EXTRAIT DU TEXTE ::
/---
11 septembre au 10 octobre - Christine Coste / Daphné Gentit / Florence Lemiegre

Corps et âmes 

La Ralentie présente sa première exposition honorant le travail des trois lauréates 2013 du concours qui avait pour thème «Corps et Âme». Trois artistes aux univers forts et inspirés, trois femmes qui au travers d’univers très différents expriment l’érotisme, la sensualité de manière inédite.

Christine Coste, d’abord, prix de la Ralentie, ouvre la voie d’une représentation du corps dont on ne saisit pas tout de suite la portée transgressive. Son univers coloré de rose et de gris campe avec une précision sauvage l’intimité féminine en prise avec le sexuel. Sages, apparemment, sont ses dessins, empreints, pour certains, d’une enfance qui joue avec les loups et les résilles d’un érotisme à la fois innocent et dangereux, se révélant, sans qu’on y prenne garde, flirt cruel.

Ainsi de cette « tête-matrice» pénétrée jusqu’aux larmes par un sexe masculin dont elle se fait elle même le fourreau, vagin-phallus, dedans-dehors tous deux confondus, dont le dessin précis et sensuel qui ourle souplement les bords tempère la violence érotique -rêve terrible et doux d’un viol immobile.

De ma visite d’atelier chez Christine Coste, je voudrais dire ici deux mots. Le premier à propos de ce dessin immense sur la table, en cours de réalisation, dans mon souvenir plus grand qu’elle.
\---
MATÉRIAUX DE DÉPART ::
/---
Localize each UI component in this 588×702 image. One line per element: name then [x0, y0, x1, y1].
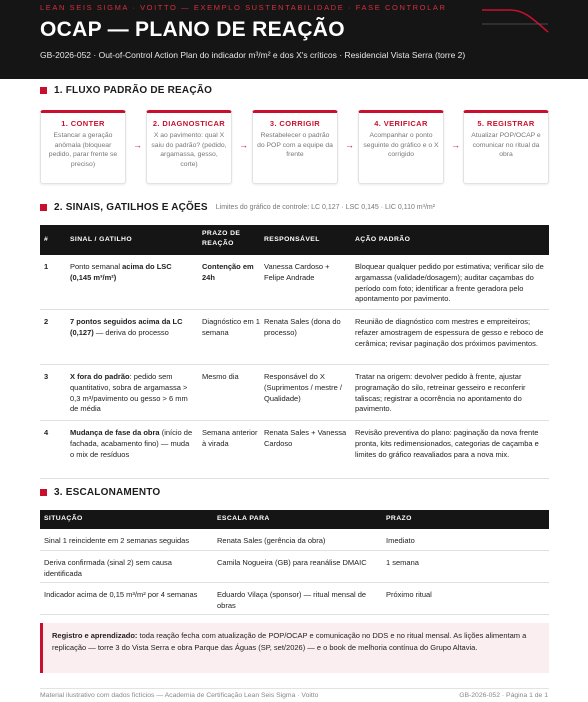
\---
Recopiez mot pour mot le passage du texte sur l'exposition « Corps et âmes » qui commence par « Christine Coste, d’abord, prix » et va jusqu'à « garde, flirt cruel. ».

Christine Coste, d’abord, prix de la Ralentie, ouvre la voie d’une représentation du corps dont on ne saisit pas tout de suite la portée transgressive. Son univers coloré de rose et de gris campe avec une précision sauvage l’intimité féminine en prise avec le sexuel. Sages, apparemment, sont ses dessins, empreints, pour certains, d’une enfance qui joue avec les loups et les résilles d’un érotisme à la fois innocent et dangereux, se révélant, sans qu’on y prenne garde, flirt cruel.